TEXT SEGMENT –
※

Double Vision’ by Silvana Cardell was dynamic from the start with Bethany Formica in a floor length, black flamenco gown, her breasts bound in surgical gauze seems like she is being pulled from behind. The music has dialogue of a patient being instructed on what to expect from surgery.  A Bach guitar starts to play with the sound of medical equipment. A form appears out of her dress and it is Maria Urrutia and the two cleave in various lift patterns and poses against red lighting.  Urrutia seemed to represent a protective specter. Cardell’s movement is sensually dramatic and evocative to the theme. Her inherent message being of the dignity of the body, even as it is ravaged.  This intriguing work was all too brief.

”...dancers blocked and challenged, held and climbed over one another, as artist Jennifer Baker drew life-size impressions of them on six large easels. It was fascinating... Baker captured the choreography better than any words...”

“The evening started with the audience sitting in an intimate space with the arrival of trays of votive candles and even a birthday cake to the opening of Flicker, a solo performed by Bethany Formica with choreography from co-creators Silvana Cardell and Bethany Formica. As laughter filled the hall and the celebration of a birthday ensues, we are drawn in to the dichotomy of the celebration juxtaposed with an internal struggle. The votives are strewn across the floor as Bethany brilliantly dances between them. As she pauses and even balances just above the candles, one can feel the heat upon the skin and even perhaps the burn. The candles flicker and as the only light source, cast shadows, beautifully accenting the flawless movements executed by Bethany as she fully embodies her character as no one else can. With each passing between celebration and anguish, a series of candles are snuffed out. At times, Bethany is literally throwing herself at walls in an endless frenzy. From a sudden stillness, her body begins to writhers, at first playful, sexy and even taunting, then consumed with that emotional pain that transforms through her every limb. Finally, with a burst of light from flash paper touched to a candle that wafts to the floor, the audience is left in the still of darkness.”

“Bethany Formica and Silvana Cardell brought us Flicker, which has previously seen the light through Philly PARD’s Mixed Grille series as well as Aquarius Era in Bulgaria. Formica extinguishes many flames, the sole source of light in her solo work, as a marker of time—a passing of years. Starting with a four-inch square piece of cake (laden with more candles than likely safe for fire code), she leaves her birthday table to sit and flip amongst the candles strewn about the floor. Formica is, as always, most at home while upside down. Next the wall buffets her back and forth to the now-waxy marley--a nervous side-effect of Formica’s normal razor-sharp precision.We are close to her, can smell the wicks burning, can see the sinew of her bandaged foot as it narrowly skirts the flame. We are able to see less and less of Formica until, in a flash, she is gone. It reminds me that dance is dangerous, that this field is intrinsically tied to aging, and that Formica continues to defy both of these culprits that can fell a career that relies on the body.”

"During Vertex, an intriguing solo choreographed and performed by Cardell, an overhead camera projected her image on a screen at the rear of the stage as she danced between the side stage wall and a black cloth filled with objects - money, a toy house, picture frames. The audience looked down on her projected image as she seemed to move along a precipice, about to fall into a pool of what could have been memories, wishes or nightmares."

"Maquinas Simples," successfully attaining a mood and emotion through the use of a few props used to further express the ideas translated through motion… reenacts the terror in Edgar Allan Poe's "The Pit and the Pendulum," as a giant silver wrecking ball swings through the dancers' space... keeping the audience in aching suspense.

”...Surreal doesn't begin to describe it... Between the Pages envelops audience members in another world... The multimedia experience is spectacular.”

※

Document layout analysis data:
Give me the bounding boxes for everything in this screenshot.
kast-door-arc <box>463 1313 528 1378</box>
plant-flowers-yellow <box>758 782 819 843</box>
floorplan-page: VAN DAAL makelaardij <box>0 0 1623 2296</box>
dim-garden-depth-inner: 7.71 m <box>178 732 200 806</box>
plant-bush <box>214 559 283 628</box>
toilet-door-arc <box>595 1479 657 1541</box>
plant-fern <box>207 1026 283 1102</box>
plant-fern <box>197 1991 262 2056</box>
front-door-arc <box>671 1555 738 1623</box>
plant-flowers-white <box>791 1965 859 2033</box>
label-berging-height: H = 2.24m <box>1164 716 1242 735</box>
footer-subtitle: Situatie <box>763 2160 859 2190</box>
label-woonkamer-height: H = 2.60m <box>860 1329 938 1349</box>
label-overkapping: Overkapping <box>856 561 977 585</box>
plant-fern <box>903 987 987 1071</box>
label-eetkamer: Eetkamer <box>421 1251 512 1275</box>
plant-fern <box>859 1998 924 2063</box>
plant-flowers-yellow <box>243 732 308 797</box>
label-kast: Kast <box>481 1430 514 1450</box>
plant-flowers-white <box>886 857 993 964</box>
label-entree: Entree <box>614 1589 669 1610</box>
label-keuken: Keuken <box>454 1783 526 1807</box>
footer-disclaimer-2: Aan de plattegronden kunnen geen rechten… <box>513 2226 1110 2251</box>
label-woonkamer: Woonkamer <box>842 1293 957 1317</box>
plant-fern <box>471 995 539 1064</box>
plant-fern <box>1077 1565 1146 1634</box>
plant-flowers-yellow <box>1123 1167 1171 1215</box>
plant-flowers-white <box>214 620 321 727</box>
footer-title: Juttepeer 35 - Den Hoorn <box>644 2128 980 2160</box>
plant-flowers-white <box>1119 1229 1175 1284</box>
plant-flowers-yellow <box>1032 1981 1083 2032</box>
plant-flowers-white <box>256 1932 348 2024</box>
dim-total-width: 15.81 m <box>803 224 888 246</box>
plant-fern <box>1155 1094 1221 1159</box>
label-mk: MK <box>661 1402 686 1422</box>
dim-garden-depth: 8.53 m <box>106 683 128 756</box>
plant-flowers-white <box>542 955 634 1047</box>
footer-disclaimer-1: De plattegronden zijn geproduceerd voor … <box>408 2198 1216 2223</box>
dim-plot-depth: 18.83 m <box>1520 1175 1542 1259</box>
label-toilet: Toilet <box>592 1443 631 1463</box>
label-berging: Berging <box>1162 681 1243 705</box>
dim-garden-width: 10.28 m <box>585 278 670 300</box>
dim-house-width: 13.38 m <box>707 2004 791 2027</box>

※

WORK TO COMPLETE –
1. According to the dance reviews, what swings through the dancers' space in "Maquinas Simples"?
2. Write out the passage of the dance reviews between "Double Vision’ by Silvana Cardell was" and "all too brief.", inclusive.

PER-TASK OUTPUTS –
1. A giant silver wrecking ball swings through the dancers' space.

2.
Double Vision’ by Silvana Cardell was dynamic from the start with Bethany Formica in a floor length, black flamenco gown, her breasts bound in surgical gauze seems like she is being pulled from behind. The music has dialogue of a patient being instructed on what to expect from surgery.  A Bach guitar starts to play with the sound of medical equipment. A form appears out of her dress and it is Maria Urrutia and the two cleave in various lift patterns and poses against red lighting.  Urrutia seemed to represent a protective specter. Cardell’s movement is sensually dramatic and evocative to the theme. Her inherent message being of the dignity of the body, even as it is ravaged.  This intriguing work was all too brief.